Problem. Exactly repeat the full listing that follows.

Given data.
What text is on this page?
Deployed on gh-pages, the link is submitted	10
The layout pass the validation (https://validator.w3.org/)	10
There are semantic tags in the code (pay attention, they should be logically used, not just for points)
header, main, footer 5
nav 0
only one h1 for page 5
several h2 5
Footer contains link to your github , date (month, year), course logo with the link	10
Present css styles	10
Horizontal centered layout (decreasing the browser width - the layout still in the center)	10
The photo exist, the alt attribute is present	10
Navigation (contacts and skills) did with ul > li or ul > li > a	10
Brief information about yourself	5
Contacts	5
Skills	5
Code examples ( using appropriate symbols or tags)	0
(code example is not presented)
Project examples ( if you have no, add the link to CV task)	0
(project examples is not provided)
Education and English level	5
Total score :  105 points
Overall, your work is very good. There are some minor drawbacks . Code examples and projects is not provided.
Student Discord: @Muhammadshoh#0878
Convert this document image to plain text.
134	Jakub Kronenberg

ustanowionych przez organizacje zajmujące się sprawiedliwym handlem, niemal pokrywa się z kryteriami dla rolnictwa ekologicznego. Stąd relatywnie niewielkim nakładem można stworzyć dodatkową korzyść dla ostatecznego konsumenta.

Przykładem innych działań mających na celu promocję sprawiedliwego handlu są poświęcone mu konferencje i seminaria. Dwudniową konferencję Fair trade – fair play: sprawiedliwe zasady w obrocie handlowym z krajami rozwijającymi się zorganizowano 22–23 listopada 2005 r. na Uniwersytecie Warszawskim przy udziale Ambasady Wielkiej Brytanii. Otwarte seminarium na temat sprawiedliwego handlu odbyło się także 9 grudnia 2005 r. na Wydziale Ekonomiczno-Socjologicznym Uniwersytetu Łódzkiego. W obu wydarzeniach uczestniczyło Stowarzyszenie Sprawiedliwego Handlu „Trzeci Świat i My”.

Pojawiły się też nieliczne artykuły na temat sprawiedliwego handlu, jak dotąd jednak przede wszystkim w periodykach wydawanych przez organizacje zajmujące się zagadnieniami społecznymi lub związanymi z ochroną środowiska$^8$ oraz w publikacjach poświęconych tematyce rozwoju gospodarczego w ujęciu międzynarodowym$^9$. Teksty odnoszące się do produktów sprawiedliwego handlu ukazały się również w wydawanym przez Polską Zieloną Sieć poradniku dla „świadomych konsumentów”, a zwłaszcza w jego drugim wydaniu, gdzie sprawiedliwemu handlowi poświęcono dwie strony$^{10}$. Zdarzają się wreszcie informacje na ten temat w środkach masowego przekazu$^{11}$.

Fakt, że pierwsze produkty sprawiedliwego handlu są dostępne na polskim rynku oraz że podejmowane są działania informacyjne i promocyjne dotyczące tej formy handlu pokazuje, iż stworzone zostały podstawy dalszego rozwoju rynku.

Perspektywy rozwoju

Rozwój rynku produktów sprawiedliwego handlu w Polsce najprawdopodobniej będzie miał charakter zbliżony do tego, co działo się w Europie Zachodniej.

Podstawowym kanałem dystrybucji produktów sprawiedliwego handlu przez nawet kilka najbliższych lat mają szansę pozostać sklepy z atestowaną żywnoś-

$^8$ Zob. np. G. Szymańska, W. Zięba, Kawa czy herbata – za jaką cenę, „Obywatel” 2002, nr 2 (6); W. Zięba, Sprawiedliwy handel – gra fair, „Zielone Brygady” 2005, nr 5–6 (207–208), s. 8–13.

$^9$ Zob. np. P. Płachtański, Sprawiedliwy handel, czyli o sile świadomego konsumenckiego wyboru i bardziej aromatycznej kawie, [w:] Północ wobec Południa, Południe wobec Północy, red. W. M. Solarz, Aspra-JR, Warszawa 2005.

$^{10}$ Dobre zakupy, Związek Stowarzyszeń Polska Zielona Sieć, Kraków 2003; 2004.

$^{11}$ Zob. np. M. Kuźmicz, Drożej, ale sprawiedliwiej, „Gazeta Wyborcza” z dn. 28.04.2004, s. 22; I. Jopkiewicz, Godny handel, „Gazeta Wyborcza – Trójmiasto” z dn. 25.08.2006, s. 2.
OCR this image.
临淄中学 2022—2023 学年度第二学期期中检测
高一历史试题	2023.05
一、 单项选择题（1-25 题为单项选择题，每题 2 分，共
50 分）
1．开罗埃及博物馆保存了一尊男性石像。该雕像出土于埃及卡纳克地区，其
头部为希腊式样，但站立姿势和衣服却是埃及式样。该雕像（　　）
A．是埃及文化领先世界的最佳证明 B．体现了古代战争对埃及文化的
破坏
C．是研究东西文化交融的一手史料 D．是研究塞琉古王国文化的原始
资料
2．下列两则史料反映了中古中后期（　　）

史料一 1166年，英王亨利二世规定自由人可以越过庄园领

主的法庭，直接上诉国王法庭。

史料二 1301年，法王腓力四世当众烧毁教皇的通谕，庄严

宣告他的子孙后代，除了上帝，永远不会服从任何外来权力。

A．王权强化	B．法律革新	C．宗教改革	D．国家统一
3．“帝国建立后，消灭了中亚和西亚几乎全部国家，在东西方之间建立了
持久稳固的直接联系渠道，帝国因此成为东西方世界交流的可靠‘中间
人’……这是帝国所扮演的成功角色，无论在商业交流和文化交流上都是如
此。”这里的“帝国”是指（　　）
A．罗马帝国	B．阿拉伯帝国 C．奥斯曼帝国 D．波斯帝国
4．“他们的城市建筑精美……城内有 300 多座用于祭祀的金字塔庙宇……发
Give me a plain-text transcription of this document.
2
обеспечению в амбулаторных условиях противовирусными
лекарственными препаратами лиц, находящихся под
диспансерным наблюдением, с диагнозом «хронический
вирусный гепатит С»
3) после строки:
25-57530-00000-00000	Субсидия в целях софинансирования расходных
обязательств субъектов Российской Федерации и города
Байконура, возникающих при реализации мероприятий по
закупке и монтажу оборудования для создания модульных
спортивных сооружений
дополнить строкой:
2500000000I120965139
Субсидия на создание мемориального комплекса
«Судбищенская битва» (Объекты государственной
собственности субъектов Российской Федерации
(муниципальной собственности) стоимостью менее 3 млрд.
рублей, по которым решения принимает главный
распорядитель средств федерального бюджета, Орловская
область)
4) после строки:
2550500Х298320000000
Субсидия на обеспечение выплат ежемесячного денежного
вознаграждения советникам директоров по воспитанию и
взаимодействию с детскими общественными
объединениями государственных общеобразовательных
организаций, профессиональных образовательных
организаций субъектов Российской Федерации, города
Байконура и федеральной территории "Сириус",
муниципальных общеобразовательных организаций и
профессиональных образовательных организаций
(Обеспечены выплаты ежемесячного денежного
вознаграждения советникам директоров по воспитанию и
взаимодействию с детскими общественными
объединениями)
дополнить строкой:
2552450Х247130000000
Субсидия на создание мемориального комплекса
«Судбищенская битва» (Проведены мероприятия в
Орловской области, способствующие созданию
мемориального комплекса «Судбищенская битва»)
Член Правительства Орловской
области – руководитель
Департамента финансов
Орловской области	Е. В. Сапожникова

Full output.
What text is on this page?
Deployed on gh-pages, the link is submitted	10
The layout pass the validation (https://validator.w3.org/)	10
There are semantic tags in the code (pay attention, they should be logically used, not just for points)
header, main, footer 5
nav 0
only one h1 for page 5
several h2 5
Footer contains link to your github , date (month, year), course logo with the link	10
Present css styles	10
Horizontal centered layout (decreasing the browser width - the layout still in the center)	10
The photo exist, the alt attribute is present	10
Navigation (contacts and skills) did with ul > li or ul > li > a	10
Brief information about yourself	5
Contacts	5
Skills	5
Code examples ( using appropriate symbols or tags)	0
(code example is not presented)
Project examples ( if you have no, add the link to CV task)	0
(project examples is not provided)
Education and English level	5
Total score :  105 points
Overall, your work is very good. There are some minor drawbacks . Code examples and projects is not provided.
Student Discord: @Muhammadshoh#0878
Convert this document image to plain text.
134	Jakub Kronenberg

ustanowionych przez organizacje zajmujące się sprawiedliwym handlem, niemal pokrywa się z kryteriami dla rolnictwa ekologicznego. Stąd relatywnie niewielkim nakładem można stworzyć dodatkową korzyść dla ostatecznego konsumenta.

Przykładem innych działań mających na celu promocję sprawiedliwego handlu są poświęcone mu konferencje i seminaria. Dwudniową konferencję Fair trade – fair play: sprawiedliwe zasady w obrocie handlowym z krajami rozwijającymi się zorganizowano 22–23 listopada 2005 r. na Uniwersytecie Warszawskim przy udziale Ambasady Wielkiej Brytanii. Otwarte seminarium na temat sprawiedliwego handlu odbyło się także 9 grudnia 2005 r. na Wydziale Ekonomiczno-Socjologicznym Uniwersytetu Łódzkiego. W obu wydarzeniach uczestniczyło Stowarzyszenie Sprawiedliwego Handlu „Trzeci Świat i My”.

Pojawiły się też nieliczne artykuły na temat sprawiedliwego handlu, jak dotąd jednak przede wszystkim w periodykach wydawanych przez organizacje zajmujące się zagadnieniami społecznymi lub związanymi z ochroną środowiska$^8$ oraz w publikacjach poświęconych tematyce rozwoju gospodarczego w ujęciu międzynarodowym$^9$. Teksty odnoszące się do produktów sprawiedliwego handlu ukazały się również w wydawanym przez Polską Zieloną Sieć poradniku dla „świadomych konsumentów”, a zwłaszcza w jego drugim wydaniu, gdzie sprawiedliwemu handlowi poświęcono dwie strony$^{10}$. Zdarzają się wreszcie informacje na ten temat w środkach masowego przekazu$^{11}$.

Fakt, że pierwsze produkty sprawiedliwego handlu są dostępne na polskim rynku oraz że podejmowane są działania informacyjne i promocyjne dotyczące tej formy handlu pokazuje, iż stworzone zostały podstawy dalszego rozwoju rynku.

Perspektywy rozwoju

Rozwój rynku produktów sprawiedliwego handlu w Polsce najprawdopodobniej będzie miał charakter zbliżony do tego, co działo się w Europie Zachodniej.

Podstawowym kanałem dystrybucji produktów sprawiedliwego handlu przez nawet kilka najbliższych lat mają szansę pozostać sklepy z atestowaną żywnoś-

$^8$ Zob. np. G. Szymańska, W. Zięba, Kawa czy herbata – za jaką cenę, „Obywatel” 2002, nr 2 (6); W. Zięba, Sprawiedliwy handel – gra fair, „Zielone Brygady” 2005, nr 5–6 (207–208), s. 8–13.

$^9$ Zob. np. P. Płachtański, Sprawiedliwy handel, czyli o sile świadomego konsumenckiego wyboru i bardziej aromatycznej kawie, [w:] Północ wobec Południa, Południe wobec Północy, red. W. M. Solarz, Aspra-JR, Warszawa 2005.

$^{10}$ Dobre zakupy, Związek Stowarzyszeń Polska Zielona Sieć, Kraków 2003; 2004.

$^{11}$ Zob. np. M. Kuźmicz, Drożej, ale sprawiedliwiej, „Gazeta Wyborcza” z dn. 28.04.2004, s. 22; I. Jopkiewicz, Godny handel, „Gazeta Wyborcza – Trójmiasto” z dn. 25.08.2006, s. 2.
OCR this image.
临淄中学 2022—2023 学年度第二学期期中检测
高一历史试题	2023.05
一、 单项选择题（1-25 题为单项选择题，每题 2 分，共
50 分）
1．开罗埃及博物馆保存了一尊男性石像。该雕像出土于埃及卡纳克地区，其
头部为希腊式样，但站立姿势和衣服却是埃及式样。该雕像（　　）
A．是埃及文化领先世界的最佳证明 B．体现了古代战争对埃及文化的
破坏
C．是研究东西文化交融的一手史料 D．是研究塞琉古王国文化的原始
资料
2．下列两则史料反映了中古中后期（　　）

史料一 1166年，英王亨利二世规定自由人可以越过庄园领

主的法庭，直接上诉国王法庭。

史料二 1301年，法王腓力四世当众烧毁教皇的通谕，庄严

宣告他的子孙后代，除了上帝，永远不会服从任何外来权力。

A．王权强化	B．法律革新	C．宗教改革	D．国家统一
3．“帝国建立后，消灭了中亚和西亚几乎全部国家，在东西方之间建立了
持久稳固的直接联系渠道，帝国因此成为东西方世界交流的可靠‘中间
人’……这是帝国所扮演的成功角色，无论在商业交流和文化交流上都是如
此。”这里的“帝国”是指（　　）
A．罗马帝国	B．阿拉伯帝国 C．奥斯曼帝国 D．波斯帝国
4．“他们的城市建筑精美……城内有 300 多座用于祭祀的金字塔庙宇……发
Give me a plain-text transcription of this document.
2
обеспечению в амбулаторных условиях противовирусными
лекарственными препаратами лиц, находящихся под
диспансерным наблюдением, с диагнозом «хронический
вирусный гепатит С»
3) после строки:
25-57530-00000-00000	Субсидия в целях софинансирования расходных
обязательств субъектов Российской Федерации и города
Байконура, возникающих при реализации мероприятий по
закупке и монтажу оборудования для создания модульных
спортивных сооружений
дополнить строкой:
2500000000I120965139
Субсидия на создание мемориального комплекса
«Судбищенская битва» (Объекты государственной
собственности субъектов Российской Федерации
(муниципальной собственности) стоимостью менее 3 млрд.
рублей, по которым решения принимает главный
распорядитель средств федерального бюджета, Орловская
область)
4) после строки:
2550500Х298320000000
Субсидия на обеспечение выплат ежемесячного денежного
вознаграждения советникам директоров по воспитанию и
взаимодействию с детскими общественными
объединениями государственных общеобразовательных
организаций, профессиональных образовательных
организаций субъектов Российской Федерации, города
Байконура и федеральной территории "Сириус",
муниципальных общеобразовательных организаций и
профессиональных образовательных организаций
(Обеспечены выплаты ежемесячного денежного
вознаграждения советникам директоров по воспитанию и
взаимодействию с детскими общественными
объединениями)
дополнить строкой:
2552450Х247130000000
Субсидия на создание мемориального комплекса
«Судбищенская битва» (Проведены мероприятия в
Орловской области, способствующие созданию
мемориального комплекса «Судбищенская битва»)
Член Правительства Орловской
области – руководитель
Департамента финансов
Орловской области	Е. В. Сапожникова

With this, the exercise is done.